Return the count of lines that hold the string "FREE", with no other words.

Begin

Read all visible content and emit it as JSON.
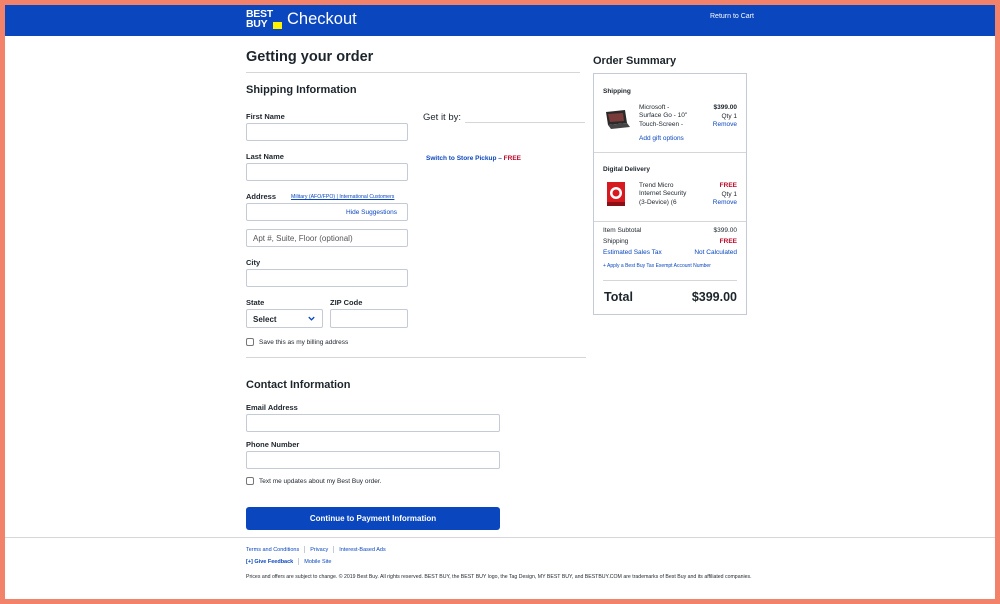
{
  "header": {
    "logo_line1": "BEST",
    "logo_line2": "BUY",
    "title": "Checkout",
    "return_link": "Return to Cart"
  },
  "page_title": "Getting your order",
  "shipping": {
    "heading": "Shipping Information",
    "first_name_label": "First Name",
    "last_name_label": "Last Name",
    "address_label": "Address",
    "address_links": "Military (AFO/FPO) | International Customers",
    "hide_suggestions": "Hide Suggestions",
    "apt_placeholder": "Apt #, Suite, Floor (optional)",
    "city_label": "City",
    "state_label": "State",
    "state_value": "Select",
    "zip_label": "ZIP Code",
    "billing_checkbox_label": "Save this as my billing address",
    "get_it_by": "Get it by:",
    "switch_pickup": "Switch to Store Pickup – ",
    "switch_free": "FREE"
  },
  "contact": {
    "heading": "Contact Information",
    "email_label": "Email Address",
    "phone_label": "Phone Number",
    "text_updates_label": "Text me updates about my Best Buy order."
  },
  "continue_button": "Continue to Payment Information",
  "order_summary": {
    "title": "Order Summary",
    "shipping_heading": "Shipping",
    "item1": {
      "name_line1": "Microsoft -",
      "name_line2": "Surface Go - 10\"",
      "name_line3": "Touch-Screen -",
      "price": "$399.00",
      "qty": "Qty 1",
      "remove": "Remove",
      "gift": "Add gift options"
    },
    "digital_heading": "Digital Delivery",
    "item2": {
      "name_line1": "Trend Micro",
      "name_line2": "Internet Security",
      "name_line3": "(3-Device) (6",
      "price": "FREE",
      "qty": "Qty 1",
      "remove": "Remove"
    },
    "subtotal_label": "Item Subtotal",
    "subtotal_value": "$399.00",
    "shipping_label": "Shipping",
    "shipping_value": "FREE",
    "tax_label": "Estimated Sales Tax",
    "tax_value": "Not Calculated",
    "tax_exempt": "+ Apply a Best Buy Tax Exempt Account Number",
    "total_label": "Total",
    "total_value": "$399.00"
  },
  "footer": {
    "terms": "Terms and Conditions",
    "privacy": "Privacy",
    "ads": "Interest-Based Ads",
    "feedback_prefix": "[+]",
    "feedback": "Give Feedback",
    "mobile": "Mobile Site",
    "legal": "Prices and offers are subject to change. © 2019 Best Buy. All rights reserved. BEST BUY, the BEST BUY logo, the Tag Design, MY BEST BUY, and BESTBUY.COM are trademarks of Best Buy and its affiliated companies."
  },
  "colors": {
    "brand_blue": "#0a46be",
    "brand_yellow": "#fff200",
    "sale_red": "#bb0628",
    "border_frame": "#f3826a"
  }
}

End

ANSWER TO THE TASK: 3